Give every entry again, word for word and in full.

━━━━━ Materials provided

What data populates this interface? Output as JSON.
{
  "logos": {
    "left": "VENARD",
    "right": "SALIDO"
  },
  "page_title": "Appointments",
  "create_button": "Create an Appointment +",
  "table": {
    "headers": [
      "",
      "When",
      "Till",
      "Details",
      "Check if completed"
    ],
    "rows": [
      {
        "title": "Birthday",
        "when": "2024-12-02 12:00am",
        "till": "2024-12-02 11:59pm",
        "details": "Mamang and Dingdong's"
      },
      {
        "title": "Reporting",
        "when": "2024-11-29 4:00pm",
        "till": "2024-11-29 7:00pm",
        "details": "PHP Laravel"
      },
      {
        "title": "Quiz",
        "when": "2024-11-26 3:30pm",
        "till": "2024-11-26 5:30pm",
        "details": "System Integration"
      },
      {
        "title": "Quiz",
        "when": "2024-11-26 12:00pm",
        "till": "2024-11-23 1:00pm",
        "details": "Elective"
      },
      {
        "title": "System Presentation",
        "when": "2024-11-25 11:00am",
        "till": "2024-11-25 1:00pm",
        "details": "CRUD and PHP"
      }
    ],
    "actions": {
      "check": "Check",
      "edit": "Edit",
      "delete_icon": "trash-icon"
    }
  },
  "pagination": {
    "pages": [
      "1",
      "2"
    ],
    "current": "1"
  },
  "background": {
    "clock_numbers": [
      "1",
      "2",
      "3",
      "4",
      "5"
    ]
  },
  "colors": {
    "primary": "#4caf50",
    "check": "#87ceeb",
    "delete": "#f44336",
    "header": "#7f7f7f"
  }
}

━━━━━━━━━━

Answer to the problem:
What data populates this interface? Output as JSON.
{
  "logos": {
    "left": "VENARD",
    "right": "SALIDO"
  },
  "page_title": "Appointments",
  "create_button": "Create an Appointment +",
  "table": {
    "headers": [
      "",
      "When",
      "Till",
      "Details",
      "Check if completed"
    ],
    "rows": [
      {
        "title": "Birthday",
        "when": "2024-12-02 12:00am",
        "till": "2024-12-02 11:59pm",
        "details": "Mamang and Dingdong's"
      },
      {
        "title": "Reporting",
        "when": "2024-11-29 4:00pm",
        "till": "2024-11-29 7:00pm",
        "details": "PHP Laravel"
      },
      {
        "title": "Quiz",
        "when": "2024-11-26 3:30pm",
        "till": "2024-11-26 5:30pm",
        "details": "System Integration"
      },
      {
        "title": "Quiz",
        "when": "2024-11-26 12:00pm",
        "till": "2024-11-23 1:00pm",
        "details": "Elective"
      },
      {
        "title": "System Presentation",
        "when": "2024-11-25 11:00am",
        "till": "2024-11-25 1:00pm",
        "details": "CRUD and PHP"
      }
    ],
    "actions": {
      "check": "Check",
      "edit": "Edit",
      "delete_icon": "trash-icon"
    }
  },
  "pagination": {
    "pages": [
      "1",
      "2"
    ],
    "current": "1"
  },
  "background": {
    "clock_numbers": [
      "1",
      "2",
      "3",
      "4",
      "5"
    ]
  },
  "colors": {
    "primary": "#4caf50",
    "check": "#87ceeb",
    "delete": "#f44336",
    "header": "#7f7f7f"
  }
}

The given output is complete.